# CHALLENGE:
Search the listing for the string "sits" and copy every line that contains it.

# MATERIAL FOR THE TASK:
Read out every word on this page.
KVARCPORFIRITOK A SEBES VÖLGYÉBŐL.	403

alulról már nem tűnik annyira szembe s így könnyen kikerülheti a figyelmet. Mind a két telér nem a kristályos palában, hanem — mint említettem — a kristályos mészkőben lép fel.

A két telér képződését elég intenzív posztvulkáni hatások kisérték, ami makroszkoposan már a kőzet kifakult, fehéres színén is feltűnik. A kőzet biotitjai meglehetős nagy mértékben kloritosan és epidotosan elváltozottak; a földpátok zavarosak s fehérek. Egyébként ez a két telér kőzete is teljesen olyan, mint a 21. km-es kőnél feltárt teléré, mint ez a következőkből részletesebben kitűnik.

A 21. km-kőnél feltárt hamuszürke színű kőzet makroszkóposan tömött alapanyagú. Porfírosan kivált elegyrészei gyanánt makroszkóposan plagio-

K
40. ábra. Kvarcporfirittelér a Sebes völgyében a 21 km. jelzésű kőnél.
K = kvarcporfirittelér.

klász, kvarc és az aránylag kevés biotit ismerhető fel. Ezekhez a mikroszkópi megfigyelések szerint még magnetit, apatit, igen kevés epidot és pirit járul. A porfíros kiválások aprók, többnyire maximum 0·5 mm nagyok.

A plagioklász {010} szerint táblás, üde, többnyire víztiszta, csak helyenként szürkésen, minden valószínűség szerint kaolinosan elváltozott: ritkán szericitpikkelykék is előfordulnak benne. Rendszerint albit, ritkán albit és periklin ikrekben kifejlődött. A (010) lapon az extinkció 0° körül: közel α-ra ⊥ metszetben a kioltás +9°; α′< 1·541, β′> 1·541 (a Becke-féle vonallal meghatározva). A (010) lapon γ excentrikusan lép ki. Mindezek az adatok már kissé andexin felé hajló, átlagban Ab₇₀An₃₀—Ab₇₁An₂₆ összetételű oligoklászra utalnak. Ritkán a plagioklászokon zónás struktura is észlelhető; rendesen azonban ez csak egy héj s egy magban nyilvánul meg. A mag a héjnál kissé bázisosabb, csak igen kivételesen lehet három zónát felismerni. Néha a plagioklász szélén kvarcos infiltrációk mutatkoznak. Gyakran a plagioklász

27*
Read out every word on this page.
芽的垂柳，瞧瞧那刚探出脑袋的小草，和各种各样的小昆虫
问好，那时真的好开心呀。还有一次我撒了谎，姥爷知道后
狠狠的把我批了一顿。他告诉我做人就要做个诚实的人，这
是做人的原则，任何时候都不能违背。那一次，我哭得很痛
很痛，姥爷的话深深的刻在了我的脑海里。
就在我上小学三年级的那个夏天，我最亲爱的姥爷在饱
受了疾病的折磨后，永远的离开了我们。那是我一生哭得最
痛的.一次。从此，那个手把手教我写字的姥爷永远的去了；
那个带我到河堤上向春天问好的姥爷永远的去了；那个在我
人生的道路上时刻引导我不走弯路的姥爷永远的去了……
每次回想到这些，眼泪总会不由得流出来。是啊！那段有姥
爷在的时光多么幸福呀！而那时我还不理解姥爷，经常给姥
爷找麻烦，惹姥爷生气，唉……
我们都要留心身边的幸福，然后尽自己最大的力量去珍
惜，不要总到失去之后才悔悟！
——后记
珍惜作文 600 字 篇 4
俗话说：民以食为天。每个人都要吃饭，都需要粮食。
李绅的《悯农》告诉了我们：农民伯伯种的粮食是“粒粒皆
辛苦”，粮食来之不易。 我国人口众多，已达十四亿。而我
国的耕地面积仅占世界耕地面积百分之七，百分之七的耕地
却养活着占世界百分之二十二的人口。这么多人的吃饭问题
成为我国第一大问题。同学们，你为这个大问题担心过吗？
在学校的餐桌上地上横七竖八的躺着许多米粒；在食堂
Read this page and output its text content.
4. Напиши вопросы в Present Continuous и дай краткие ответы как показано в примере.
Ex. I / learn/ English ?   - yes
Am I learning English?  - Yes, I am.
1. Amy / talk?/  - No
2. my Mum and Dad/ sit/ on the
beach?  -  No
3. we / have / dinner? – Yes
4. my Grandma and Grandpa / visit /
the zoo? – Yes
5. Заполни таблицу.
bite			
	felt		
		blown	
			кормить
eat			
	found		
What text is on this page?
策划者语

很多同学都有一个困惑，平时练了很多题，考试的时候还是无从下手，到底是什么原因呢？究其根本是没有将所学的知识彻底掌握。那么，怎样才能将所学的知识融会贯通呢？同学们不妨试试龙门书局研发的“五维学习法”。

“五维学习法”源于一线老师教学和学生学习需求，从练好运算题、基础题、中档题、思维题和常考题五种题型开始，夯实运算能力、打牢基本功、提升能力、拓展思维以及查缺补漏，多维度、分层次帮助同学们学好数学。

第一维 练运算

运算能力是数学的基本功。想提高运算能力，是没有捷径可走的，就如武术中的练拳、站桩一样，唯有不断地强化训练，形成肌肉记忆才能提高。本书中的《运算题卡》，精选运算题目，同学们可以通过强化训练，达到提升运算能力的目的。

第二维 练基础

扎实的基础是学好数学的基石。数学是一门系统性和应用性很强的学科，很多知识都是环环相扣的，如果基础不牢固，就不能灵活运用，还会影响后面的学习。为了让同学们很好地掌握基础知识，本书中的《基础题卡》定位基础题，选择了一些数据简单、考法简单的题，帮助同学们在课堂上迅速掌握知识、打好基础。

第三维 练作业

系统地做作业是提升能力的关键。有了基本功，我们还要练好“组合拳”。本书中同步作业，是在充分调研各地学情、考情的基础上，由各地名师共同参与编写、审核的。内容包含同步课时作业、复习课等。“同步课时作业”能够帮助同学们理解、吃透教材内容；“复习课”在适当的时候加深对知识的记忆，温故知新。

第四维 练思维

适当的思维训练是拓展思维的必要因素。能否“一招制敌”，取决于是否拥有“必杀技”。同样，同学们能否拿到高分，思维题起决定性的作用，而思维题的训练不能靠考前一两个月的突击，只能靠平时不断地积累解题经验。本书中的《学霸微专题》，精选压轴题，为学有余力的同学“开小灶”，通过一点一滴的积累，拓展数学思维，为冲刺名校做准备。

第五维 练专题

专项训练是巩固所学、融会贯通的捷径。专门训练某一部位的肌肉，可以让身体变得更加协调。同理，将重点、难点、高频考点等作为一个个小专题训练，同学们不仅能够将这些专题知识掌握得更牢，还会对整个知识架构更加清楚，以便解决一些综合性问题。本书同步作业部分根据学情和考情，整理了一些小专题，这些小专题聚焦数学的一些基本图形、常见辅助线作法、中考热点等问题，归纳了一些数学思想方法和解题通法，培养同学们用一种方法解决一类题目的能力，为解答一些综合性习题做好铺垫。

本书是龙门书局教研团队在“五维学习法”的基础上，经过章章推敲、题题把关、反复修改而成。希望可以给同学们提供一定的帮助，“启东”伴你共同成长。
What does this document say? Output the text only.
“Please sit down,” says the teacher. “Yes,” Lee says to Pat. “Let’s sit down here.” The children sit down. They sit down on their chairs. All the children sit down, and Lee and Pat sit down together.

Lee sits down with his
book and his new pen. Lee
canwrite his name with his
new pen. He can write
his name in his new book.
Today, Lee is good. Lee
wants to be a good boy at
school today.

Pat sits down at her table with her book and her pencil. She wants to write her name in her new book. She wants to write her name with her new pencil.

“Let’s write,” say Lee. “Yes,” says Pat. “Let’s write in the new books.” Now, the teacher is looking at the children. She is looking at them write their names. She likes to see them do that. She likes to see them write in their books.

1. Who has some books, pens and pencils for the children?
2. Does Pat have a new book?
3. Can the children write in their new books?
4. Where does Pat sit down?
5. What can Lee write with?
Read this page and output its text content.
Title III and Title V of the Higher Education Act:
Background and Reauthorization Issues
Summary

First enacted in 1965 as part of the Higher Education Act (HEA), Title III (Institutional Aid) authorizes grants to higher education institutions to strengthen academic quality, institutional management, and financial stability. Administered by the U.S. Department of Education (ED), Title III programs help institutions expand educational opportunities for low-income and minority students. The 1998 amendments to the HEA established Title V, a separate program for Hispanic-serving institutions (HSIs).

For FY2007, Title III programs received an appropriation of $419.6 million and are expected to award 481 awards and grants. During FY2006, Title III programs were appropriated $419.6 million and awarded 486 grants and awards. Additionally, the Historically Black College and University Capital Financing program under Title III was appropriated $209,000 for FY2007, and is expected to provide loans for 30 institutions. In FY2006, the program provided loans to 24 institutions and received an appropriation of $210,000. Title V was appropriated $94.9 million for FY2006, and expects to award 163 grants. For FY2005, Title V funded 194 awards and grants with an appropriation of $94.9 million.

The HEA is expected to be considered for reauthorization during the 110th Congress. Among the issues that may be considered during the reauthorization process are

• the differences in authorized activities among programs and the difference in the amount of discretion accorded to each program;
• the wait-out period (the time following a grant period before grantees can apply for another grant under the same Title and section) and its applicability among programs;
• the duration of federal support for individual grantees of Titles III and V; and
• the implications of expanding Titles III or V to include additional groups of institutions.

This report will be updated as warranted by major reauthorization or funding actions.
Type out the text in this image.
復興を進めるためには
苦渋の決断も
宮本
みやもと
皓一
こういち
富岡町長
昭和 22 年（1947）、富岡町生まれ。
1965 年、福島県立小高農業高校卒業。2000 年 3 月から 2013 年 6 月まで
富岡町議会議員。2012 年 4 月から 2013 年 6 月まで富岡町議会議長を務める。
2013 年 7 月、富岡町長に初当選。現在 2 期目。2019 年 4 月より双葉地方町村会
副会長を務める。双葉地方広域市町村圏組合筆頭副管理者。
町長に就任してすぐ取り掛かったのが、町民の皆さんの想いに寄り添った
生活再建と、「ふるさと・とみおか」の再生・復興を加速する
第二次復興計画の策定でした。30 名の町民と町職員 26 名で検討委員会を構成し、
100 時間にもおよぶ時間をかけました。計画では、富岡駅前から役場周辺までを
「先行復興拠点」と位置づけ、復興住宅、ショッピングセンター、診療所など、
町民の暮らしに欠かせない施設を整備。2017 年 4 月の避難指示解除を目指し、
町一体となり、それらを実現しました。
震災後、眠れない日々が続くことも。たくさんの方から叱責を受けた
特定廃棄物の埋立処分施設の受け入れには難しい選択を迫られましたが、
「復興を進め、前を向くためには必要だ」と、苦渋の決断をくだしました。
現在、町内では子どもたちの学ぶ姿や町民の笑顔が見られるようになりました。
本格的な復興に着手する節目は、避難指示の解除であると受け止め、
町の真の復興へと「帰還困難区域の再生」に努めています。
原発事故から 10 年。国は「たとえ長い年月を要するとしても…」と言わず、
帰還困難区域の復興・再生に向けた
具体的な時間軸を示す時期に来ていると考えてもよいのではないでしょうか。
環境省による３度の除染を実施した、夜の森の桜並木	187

# SOLUTION FOR THIS EXERCISE:
Lee sits down with his
Pat sits down at her table with her book and her pencil. She wants to write her name in her new book. She wants to write her name with her new pencil.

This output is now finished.